Data listing:
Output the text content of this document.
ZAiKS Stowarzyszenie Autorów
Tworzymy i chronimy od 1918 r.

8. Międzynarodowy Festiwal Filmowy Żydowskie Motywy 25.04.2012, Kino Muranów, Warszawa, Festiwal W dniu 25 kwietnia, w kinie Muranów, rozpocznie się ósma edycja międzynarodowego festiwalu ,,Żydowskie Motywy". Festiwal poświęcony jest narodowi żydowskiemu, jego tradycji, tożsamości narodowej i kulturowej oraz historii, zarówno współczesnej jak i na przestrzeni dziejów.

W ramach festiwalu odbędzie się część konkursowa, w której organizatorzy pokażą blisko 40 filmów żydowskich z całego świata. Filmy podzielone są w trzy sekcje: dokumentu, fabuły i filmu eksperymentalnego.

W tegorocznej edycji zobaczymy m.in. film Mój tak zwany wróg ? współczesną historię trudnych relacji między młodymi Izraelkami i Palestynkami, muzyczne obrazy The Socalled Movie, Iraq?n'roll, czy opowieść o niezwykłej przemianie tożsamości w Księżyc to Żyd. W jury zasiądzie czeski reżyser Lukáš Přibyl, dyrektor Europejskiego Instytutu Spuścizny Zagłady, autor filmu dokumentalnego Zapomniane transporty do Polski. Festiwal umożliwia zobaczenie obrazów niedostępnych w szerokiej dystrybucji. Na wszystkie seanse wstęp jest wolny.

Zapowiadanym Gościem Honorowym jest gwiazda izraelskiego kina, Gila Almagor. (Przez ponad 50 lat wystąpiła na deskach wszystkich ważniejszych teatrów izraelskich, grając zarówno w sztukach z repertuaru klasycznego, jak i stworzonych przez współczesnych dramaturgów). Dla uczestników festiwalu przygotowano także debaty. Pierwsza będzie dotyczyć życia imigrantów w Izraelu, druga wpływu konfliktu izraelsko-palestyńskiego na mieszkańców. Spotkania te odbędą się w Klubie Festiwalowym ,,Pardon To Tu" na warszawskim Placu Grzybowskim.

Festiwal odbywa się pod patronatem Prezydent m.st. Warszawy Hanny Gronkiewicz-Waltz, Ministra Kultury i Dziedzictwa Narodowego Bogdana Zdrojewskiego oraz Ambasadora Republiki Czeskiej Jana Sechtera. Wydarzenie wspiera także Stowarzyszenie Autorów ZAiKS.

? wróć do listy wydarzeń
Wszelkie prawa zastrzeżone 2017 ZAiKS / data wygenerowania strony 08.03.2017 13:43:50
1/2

---

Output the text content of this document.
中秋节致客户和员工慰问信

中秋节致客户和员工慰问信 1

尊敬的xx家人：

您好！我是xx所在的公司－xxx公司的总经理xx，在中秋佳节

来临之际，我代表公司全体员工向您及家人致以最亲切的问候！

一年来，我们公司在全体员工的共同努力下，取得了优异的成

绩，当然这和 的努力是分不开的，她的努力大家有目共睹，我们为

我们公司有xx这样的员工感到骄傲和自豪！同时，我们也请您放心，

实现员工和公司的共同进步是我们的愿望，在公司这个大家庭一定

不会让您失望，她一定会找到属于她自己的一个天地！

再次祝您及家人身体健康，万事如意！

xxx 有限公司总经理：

SHORT PROBLEM: Find every line holding the word "oraz"; give their count and nothing else.

TASK RESULT: 2